----- Record excerpts -----
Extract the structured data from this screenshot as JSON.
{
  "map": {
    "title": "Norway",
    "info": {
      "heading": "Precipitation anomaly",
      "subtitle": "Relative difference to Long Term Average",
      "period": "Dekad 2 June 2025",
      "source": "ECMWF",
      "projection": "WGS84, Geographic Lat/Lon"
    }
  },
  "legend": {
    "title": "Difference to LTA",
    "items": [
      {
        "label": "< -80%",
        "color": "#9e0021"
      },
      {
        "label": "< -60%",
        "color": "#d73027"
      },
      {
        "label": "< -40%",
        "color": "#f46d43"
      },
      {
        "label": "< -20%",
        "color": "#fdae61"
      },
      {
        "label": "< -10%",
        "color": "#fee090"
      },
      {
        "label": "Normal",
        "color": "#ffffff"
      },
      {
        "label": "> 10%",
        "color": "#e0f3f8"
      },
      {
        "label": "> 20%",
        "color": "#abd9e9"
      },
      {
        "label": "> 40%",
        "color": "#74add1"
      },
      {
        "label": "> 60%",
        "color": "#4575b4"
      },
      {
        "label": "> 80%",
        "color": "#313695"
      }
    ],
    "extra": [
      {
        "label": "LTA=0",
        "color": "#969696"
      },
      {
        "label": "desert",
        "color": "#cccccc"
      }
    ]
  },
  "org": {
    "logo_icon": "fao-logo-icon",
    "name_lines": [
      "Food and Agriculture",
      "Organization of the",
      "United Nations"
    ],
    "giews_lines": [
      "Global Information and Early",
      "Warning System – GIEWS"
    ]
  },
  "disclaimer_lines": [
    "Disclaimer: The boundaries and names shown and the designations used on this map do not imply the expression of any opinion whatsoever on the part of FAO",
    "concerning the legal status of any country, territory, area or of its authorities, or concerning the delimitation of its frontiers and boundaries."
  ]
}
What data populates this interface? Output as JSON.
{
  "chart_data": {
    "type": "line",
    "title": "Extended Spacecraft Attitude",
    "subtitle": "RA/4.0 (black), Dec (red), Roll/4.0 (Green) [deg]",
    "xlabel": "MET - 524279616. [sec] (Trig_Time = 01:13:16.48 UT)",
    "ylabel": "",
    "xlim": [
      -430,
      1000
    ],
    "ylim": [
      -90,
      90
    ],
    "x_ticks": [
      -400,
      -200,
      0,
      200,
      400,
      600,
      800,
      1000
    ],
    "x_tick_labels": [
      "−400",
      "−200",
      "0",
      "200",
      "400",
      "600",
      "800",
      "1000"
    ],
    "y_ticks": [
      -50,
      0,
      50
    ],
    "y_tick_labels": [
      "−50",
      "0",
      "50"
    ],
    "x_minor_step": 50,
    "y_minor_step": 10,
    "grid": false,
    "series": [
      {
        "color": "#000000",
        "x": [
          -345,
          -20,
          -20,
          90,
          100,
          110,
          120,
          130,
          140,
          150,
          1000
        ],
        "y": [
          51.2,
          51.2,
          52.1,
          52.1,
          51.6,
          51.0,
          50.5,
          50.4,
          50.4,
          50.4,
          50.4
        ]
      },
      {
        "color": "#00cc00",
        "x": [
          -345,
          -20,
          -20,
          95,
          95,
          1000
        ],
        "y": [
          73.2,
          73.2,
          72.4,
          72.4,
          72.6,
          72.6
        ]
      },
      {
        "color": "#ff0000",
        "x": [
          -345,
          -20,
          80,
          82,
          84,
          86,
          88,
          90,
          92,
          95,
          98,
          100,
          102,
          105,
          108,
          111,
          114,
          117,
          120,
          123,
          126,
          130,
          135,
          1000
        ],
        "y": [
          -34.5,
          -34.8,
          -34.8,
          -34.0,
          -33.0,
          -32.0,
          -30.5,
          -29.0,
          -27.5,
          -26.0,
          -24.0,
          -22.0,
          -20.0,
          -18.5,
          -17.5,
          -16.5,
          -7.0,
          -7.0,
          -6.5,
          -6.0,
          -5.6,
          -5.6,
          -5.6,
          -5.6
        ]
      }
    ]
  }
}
-----
▸ What needs to be done
Your task is to transcribe the listing above in full, exactly as given.

▸ Answer in full
Extract the structured data from this screenshot as JSON.
{
  "map": {
    "title": "Norway",
    "info": {
      "heading": "Precipitation anomaly",
      "subtitle": "Relative difference to Long Term Average",
      "period": "Dekad 2 June 2025",
      "source": "ECMWF",
      "projection": "WGS84, Geographic Lat/Lon"
    }
  },
  "legend": {
    "title": "Difference to LTA",
    "items": [
      {
        "label": "< -80%",
        "color": "#9e0021"
      },
      {
        "label": "< -60%",
        "color": "#d73027"
      },
      {
        "label": "< -40%",
        "color": "#f46d43"
      },
      {
        "label": "< -20%",
        "color": "#fdae61"
      },
      {
        "label": "< -10%",
        "color": "#fee090"
      },
      {
        "label": "Normal",
        "color": "#ffffff"
      },
      {
        "label": "> 10%",
        "color": "#e0f3f8"
      },
      {
        "label": "> 20%",
        "color": "#abd9e9"
      },
      {
        "label": "> 40%",
        "color": "#74add1"
      },
      {
        "label": "> 60%",
        "color": "#4575b4"
      },
      {
        "label": "> 80%",
        "color": "#313695"
      }
    ],
    "extra": [
      {
        "label": "LTA=0",
        "color": "#969696"
      },
      {
        "label": "desert",
        "color": "#cccccc"
      }
    ]
  },
  "org": {
    "logo_icon": "fao-logo-icon",
    "name_lines": [
      "Food and Agriculture",
      "Organization of the",
      "United Nations"
    ],
    "giews_lines": [
      "Global Information and Early",
      "Warning System – GIEWS"
    ]
  },
  "disclaimer_lines": [
    "Disclaimer: The boundaries and names shown and the designations used on this map do not imply the expression of any opinion whatsoever on the part of FAO",
    "concerning the legal status of any country, territory, area or of its authorities, or concerning the delimitation of its frontiers and boundaries."
  ]
}
What data populates this interface? Output as JSON.
{
  "chart_data": {
    "type": "line",
    "title": "Extended Spacecraft Attitude",
    "subtitle": "RA/4.0 (black), Dec (red), Roll/4.0 (Green) [deg]",
    "xlabel": "MET - 524279616. [sec] (Trig_Time = 01:13:16.48 UT)",
    "ylabel": "",
    "xlim": [
      -430,
      1000
    ],
    "ylim": [
      -90,
      90
    ],
    "x_ticks": [
      -400,
      -200,
      0,
      200,
      400,
      600,
      800,
      1000
    ],
    "x_tick_labels": [
      "−400",
      "−200",
      "0",
      "200",
      "400",
      "600",
      "800",
      "1000"
    ],
    "y_ticks": [
      -50,
      0,
      50
    ],
    "y_tick_labels": [
      "−50",
      "0",
      "50"
    ],
    "x_minor_step": 50,
    "y_minor_step": 10,
    "grid": false,
    "series": [
      {
        "color": "#000000",
        "x": [
          -345,
          -20,
          -20,
          90,
          100,
          110,
          120,
          130,
          140,
          150,
          1000
        ],
        "y": [
          51.2,
          51.2,
          52.1,
          52.1,
          51.6,
          51.0,
          50.5,
          50.4,
          50.4,
          50.4,
          50.4
        ]
      },
      {
        "color": "#00cc00",
        "x": [
          -345,
          -20,
          -20,
          95,
          95,
          1000
        ],
        "y": [
          73.2,
          73.2,
          72.4,
          72.4,
          72.6,
          72.6
        ]
      },
      {
        "color": "#ff0000",
        "x": [
          -345,
          -20,
          80,
          82,
          84,
          86,
          88,
          90,
          92,
          95,
          98,
          100,
          102,
          105,
          108,
          111,
          114,
          117,
          120,
          123,
          126,
          130,
          135,
          1000
        ],
        "y": [
          -34.5,
          -34.8,
          -34.8,
          -34.0,
          -33.0,
          -32.0,
          -30.5,
          -29.0,
          -27.5,
          -26.0,
          -24.0,
          -22.0,
          -20.0,
          -18.5,
          -17.5,
          -16.5,
          -7.0,
          -7.0,
          -6.5,
          -6.0,
          -5.6,
          -5.6,
          -5.6,
          -5.6
        ]
      }
    ]
  }
}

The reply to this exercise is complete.